Data listing
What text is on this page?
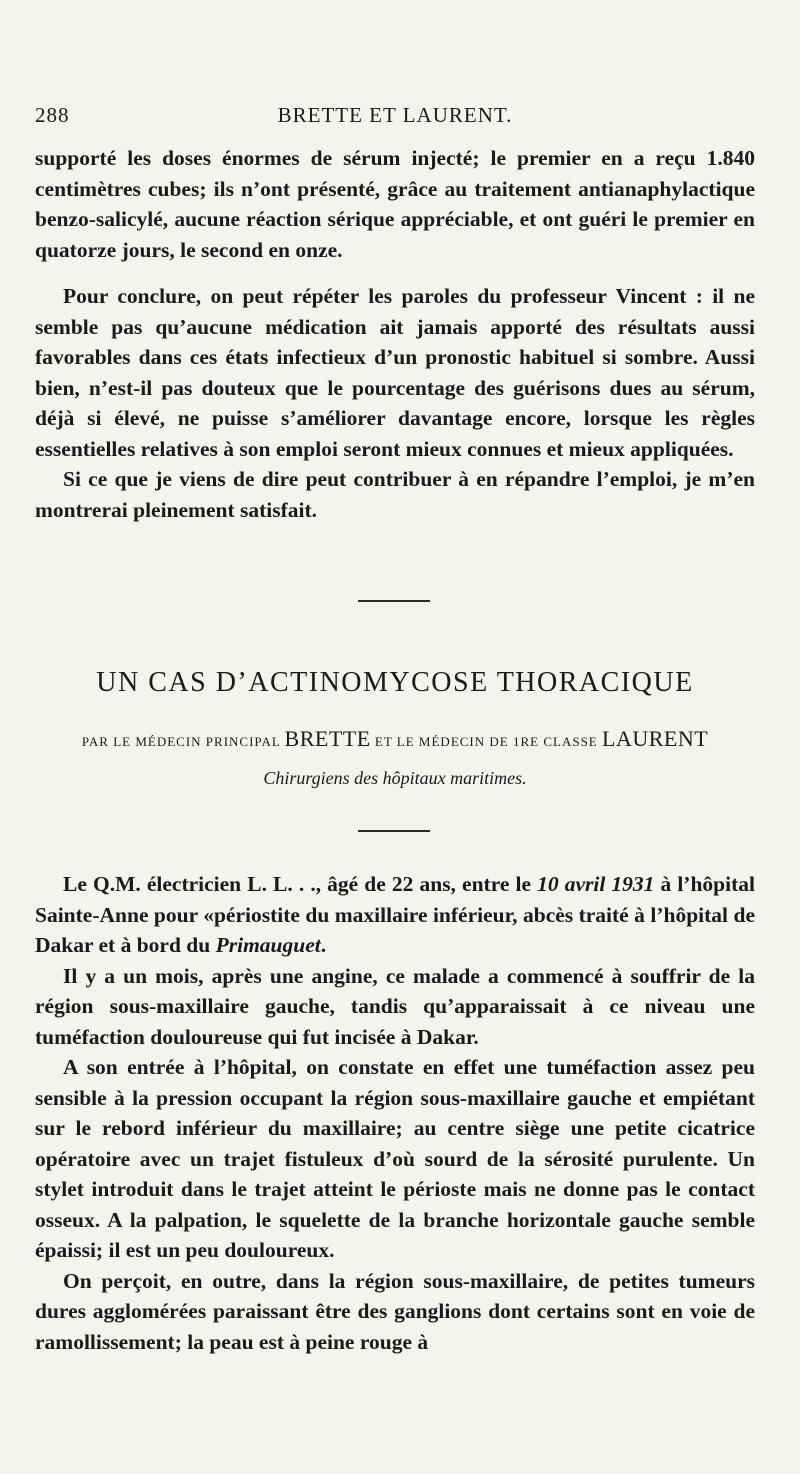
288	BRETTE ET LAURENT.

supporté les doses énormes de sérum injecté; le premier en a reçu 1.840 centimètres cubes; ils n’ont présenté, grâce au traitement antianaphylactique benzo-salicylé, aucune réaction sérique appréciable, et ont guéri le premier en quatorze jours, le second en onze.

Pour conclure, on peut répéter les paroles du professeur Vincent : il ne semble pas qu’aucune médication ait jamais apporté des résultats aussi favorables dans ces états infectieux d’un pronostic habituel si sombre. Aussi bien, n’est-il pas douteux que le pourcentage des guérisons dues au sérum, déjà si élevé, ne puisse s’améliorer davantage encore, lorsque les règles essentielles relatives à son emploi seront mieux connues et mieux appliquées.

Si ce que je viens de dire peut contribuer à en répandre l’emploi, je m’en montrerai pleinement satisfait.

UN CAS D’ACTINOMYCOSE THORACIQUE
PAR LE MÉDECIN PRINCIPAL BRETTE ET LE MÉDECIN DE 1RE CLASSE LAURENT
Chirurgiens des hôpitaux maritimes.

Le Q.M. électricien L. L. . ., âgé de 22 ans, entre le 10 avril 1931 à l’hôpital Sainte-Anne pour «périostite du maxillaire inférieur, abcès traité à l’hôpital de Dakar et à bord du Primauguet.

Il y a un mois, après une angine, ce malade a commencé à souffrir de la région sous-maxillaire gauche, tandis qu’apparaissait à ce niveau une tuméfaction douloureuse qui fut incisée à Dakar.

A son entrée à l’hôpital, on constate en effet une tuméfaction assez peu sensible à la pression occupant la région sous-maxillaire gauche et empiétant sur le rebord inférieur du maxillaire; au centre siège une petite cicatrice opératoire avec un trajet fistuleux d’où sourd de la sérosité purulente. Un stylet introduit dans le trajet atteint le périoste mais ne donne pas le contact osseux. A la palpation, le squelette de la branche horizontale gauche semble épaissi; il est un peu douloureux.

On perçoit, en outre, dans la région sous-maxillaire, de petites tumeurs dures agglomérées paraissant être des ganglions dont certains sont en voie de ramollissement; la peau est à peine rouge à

*What is needed*:
Write out all the entries again, word for word, and print no images.

*Response*:
What text is on this page?
288	BRETTE ET LAURENT.

supporté les doses énormes de sérum injecté; le premier en a reçu 1.840 centimètres cubes; ils n’ont présenté, grâce au traitement antianaphylactique benzo-salicylé, aucune réaction sérique appréciable, et ont guéri le premier en quatorze jours, le second en onze.

Pour conclure, on peut répéter les paroles du professeur Vincent : il ne semble pas qu’aucune médication ait jamais apporté des résultats aussi favorables dans ces états infectieux d’un pronostic habituel si sombre. Aussi bien, n’est-il pas douteux que le pourcentage des guérisons dues au sérum, déjà si élevé, ne puisse s’améliorer davantage encore, lorsque les règles essentielles relatives à son emploi seront mieux connues et mieux appliquées.

Si ce que je viens de dire peut contribuer à en répandre l’emploi, je m’en montrerai pleinement satisfait.

UN CAS D’ACTINOMYCOSE THORACIQUE
PAR LE MÉDECIN PRINCIPAL BRETTE ET LE MÉDECIN DE 1RE CLASSE LAURENT
Chirurgiens des hôpitaux maritimes.

Le Q.M. électricien L. L. . ., âgé de 22 ans, entre le 10 avril 1931 à l’hôpital Sainte-Anne pour «périostite du maxillaire inférieur, abcès traité à l’hôpital de Dakar et à bord du Primauguet.

Il y a un mois, après une angine, ce malade a commencé à souffrir de la région sous-maxillaire gauche, tandis qu’apparaissait à ce niveau une tuméfaction douloureuse qui fut incisée à Dakar.

A son entrée à l’hôpital, on constate en effet une tuméfaction assez peu sensible à la pression occupant la région sous-maxillaire gauche et empiétant sur le rebord inférieur du maxillaire; au centre siège une petite cicatrice opératoire avec un trajet fistuleux d’où sourd de la sérosité purulente. Un stylet introduit dans le trajet atteint le périoste mais ne donne pas le contact osseux. A la palpation, le squelette de la branche horizontale gauche semble épaissi; il est un peu douloureux.

On perçoit, en outre, dans la région sous-maxillaire, de petites tumeurs dures agglomérées paraissant être des ganglions dont certains sont en voie de ramollissement; la peau est à peine rouge à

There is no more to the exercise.